Reply with one number: the count of lines in the records below that hold "Time".

━━━ Entries shown

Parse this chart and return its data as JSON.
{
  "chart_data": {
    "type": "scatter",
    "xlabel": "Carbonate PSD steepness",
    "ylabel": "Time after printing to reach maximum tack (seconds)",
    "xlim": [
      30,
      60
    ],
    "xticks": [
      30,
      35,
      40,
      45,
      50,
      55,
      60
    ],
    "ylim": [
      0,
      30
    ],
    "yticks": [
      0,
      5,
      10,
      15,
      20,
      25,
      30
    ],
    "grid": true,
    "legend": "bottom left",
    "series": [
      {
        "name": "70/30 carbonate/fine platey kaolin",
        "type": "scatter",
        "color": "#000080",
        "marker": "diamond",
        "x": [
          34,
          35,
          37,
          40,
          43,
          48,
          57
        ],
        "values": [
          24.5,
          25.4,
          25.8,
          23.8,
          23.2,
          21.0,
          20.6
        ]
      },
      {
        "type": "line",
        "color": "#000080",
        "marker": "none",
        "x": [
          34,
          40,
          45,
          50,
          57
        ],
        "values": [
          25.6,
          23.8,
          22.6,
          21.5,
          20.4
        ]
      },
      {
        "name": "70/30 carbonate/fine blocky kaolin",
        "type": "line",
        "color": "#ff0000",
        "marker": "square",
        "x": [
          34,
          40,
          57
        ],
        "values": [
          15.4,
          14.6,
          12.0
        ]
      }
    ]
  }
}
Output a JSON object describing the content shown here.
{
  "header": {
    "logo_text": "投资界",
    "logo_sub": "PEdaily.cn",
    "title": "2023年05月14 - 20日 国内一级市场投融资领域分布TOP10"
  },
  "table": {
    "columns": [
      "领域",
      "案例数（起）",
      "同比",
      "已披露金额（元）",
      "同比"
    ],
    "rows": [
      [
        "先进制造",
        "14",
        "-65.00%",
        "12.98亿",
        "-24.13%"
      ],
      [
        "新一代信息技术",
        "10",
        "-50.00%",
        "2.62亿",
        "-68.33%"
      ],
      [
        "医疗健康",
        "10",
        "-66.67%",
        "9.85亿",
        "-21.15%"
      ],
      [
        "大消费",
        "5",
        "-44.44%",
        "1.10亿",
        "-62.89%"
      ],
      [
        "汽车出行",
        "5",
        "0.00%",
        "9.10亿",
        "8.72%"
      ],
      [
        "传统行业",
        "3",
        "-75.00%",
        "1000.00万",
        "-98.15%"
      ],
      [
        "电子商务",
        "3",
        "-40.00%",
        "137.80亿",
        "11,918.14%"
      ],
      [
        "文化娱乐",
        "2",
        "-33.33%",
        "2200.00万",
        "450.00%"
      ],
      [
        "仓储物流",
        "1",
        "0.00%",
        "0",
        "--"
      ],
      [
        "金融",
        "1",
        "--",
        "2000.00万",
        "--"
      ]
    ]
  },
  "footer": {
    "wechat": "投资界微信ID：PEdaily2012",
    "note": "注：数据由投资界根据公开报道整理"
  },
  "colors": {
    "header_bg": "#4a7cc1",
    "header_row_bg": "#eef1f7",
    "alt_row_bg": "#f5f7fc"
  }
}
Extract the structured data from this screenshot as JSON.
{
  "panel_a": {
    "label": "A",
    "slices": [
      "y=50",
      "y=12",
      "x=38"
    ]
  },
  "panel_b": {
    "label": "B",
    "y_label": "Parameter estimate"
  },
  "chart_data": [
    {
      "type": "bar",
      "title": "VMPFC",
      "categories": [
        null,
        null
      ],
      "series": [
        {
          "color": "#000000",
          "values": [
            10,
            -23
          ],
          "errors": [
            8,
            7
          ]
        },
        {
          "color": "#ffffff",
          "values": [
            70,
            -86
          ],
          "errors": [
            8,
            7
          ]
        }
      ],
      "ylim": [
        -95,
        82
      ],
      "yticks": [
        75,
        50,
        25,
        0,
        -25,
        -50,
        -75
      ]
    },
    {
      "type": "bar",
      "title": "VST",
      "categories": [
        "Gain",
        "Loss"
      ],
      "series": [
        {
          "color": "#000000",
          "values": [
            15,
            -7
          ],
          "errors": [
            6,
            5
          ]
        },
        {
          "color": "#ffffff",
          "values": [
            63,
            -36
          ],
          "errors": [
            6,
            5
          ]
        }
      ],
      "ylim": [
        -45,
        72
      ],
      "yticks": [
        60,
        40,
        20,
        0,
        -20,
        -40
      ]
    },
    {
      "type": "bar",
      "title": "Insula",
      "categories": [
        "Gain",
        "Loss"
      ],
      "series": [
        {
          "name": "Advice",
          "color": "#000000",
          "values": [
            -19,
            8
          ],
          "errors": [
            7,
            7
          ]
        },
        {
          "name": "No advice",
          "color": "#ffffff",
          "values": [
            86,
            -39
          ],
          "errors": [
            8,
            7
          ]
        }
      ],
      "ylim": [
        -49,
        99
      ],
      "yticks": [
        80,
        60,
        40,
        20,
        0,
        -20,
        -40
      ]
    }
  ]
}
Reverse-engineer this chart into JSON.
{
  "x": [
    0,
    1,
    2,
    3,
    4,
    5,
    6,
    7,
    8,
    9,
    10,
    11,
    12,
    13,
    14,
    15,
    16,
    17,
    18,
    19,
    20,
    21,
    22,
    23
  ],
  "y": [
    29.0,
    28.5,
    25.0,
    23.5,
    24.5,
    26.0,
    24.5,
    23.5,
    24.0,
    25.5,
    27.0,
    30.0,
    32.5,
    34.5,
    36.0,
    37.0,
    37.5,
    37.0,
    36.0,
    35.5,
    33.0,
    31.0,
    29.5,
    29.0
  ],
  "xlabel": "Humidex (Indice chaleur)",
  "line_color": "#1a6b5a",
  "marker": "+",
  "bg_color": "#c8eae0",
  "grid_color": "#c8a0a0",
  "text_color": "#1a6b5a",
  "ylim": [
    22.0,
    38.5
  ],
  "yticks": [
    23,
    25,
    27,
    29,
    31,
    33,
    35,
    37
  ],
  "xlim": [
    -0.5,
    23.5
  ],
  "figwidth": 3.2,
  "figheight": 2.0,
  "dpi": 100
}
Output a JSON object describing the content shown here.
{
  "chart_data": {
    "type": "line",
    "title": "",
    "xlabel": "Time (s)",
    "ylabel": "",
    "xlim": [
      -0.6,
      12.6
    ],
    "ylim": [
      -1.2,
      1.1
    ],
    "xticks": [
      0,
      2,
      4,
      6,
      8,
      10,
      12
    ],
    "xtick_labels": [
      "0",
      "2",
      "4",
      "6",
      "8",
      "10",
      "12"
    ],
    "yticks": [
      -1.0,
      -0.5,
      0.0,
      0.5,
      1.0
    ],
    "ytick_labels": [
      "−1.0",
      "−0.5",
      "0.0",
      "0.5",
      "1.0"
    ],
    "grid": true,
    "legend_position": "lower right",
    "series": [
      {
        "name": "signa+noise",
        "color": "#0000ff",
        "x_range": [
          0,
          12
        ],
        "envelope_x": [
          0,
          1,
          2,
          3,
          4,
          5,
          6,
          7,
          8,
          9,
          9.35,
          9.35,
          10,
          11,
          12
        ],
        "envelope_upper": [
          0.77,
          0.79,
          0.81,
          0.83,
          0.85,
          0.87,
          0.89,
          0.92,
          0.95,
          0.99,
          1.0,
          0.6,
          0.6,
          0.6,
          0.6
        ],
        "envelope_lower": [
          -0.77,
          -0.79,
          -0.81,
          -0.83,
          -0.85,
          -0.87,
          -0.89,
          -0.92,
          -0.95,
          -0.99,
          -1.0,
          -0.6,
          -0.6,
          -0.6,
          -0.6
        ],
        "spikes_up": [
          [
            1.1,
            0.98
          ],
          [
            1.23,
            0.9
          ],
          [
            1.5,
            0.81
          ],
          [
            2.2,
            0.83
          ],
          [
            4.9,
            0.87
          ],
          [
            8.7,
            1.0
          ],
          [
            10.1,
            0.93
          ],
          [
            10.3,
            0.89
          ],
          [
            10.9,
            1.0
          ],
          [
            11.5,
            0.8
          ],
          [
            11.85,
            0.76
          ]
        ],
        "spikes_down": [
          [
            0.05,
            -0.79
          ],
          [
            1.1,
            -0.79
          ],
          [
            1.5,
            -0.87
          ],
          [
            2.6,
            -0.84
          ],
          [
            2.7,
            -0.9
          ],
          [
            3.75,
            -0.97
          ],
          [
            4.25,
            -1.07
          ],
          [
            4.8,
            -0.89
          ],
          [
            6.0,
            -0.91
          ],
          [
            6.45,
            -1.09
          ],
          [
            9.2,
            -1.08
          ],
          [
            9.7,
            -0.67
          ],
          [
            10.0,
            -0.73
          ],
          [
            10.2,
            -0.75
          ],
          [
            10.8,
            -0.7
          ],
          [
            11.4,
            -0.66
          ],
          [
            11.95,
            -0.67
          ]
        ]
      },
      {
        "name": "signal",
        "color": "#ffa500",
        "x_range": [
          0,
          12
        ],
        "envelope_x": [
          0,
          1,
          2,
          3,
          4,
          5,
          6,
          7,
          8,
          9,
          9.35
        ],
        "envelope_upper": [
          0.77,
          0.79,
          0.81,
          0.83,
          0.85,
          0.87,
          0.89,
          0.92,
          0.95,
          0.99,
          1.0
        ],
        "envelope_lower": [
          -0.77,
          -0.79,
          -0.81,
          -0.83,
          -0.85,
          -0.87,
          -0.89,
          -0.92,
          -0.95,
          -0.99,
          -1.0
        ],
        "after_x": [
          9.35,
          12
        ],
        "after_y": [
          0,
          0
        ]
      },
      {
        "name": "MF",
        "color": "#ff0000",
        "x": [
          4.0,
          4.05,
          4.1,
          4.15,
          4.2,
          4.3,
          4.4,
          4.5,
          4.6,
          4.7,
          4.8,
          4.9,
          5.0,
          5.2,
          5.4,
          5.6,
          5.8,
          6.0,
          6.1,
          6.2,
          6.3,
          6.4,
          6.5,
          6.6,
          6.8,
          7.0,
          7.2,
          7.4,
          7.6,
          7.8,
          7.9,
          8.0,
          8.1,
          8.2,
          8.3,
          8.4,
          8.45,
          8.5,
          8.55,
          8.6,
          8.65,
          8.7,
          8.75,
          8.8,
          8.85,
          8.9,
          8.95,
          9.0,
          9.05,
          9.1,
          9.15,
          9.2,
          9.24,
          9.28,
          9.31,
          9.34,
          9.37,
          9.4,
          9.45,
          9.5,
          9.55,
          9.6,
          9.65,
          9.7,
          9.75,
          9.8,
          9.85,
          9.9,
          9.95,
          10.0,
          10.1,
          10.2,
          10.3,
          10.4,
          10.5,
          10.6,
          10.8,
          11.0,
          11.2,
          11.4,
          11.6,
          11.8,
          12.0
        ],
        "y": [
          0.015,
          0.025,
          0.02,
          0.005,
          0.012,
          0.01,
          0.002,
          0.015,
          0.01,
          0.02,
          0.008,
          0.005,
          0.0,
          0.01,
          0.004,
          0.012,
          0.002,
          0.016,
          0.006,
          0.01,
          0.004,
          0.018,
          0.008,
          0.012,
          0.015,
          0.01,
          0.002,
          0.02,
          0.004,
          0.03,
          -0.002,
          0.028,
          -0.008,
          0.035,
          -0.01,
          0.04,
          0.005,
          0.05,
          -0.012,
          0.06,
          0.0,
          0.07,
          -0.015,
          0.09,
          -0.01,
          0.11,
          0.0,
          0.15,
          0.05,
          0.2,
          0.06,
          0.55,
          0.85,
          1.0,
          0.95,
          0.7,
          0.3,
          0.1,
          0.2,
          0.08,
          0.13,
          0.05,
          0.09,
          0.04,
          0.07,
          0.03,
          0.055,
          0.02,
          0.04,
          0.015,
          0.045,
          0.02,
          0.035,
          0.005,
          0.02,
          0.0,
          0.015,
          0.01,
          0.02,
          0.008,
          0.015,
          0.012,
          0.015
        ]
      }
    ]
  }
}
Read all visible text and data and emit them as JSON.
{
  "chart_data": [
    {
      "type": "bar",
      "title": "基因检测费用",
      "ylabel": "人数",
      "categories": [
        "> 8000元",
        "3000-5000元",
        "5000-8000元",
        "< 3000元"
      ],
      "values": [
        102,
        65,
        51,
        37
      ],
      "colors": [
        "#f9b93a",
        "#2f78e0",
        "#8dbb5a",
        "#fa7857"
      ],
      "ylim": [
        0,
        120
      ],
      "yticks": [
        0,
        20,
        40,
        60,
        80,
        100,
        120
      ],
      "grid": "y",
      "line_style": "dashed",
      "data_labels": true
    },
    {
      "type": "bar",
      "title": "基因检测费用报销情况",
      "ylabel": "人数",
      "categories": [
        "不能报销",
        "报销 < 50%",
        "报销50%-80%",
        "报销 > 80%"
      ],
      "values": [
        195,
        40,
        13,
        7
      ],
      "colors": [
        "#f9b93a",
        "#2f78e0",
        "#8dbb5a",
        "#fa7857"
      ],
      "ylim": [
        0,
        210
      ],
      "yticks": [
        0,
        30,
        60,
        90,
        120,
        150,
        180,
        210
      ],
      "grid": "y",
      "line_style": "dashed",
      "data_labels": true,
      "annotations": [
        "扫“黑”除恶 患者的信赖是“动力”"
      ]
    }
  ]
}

━━━━━━

▶ [Correct answer]: 2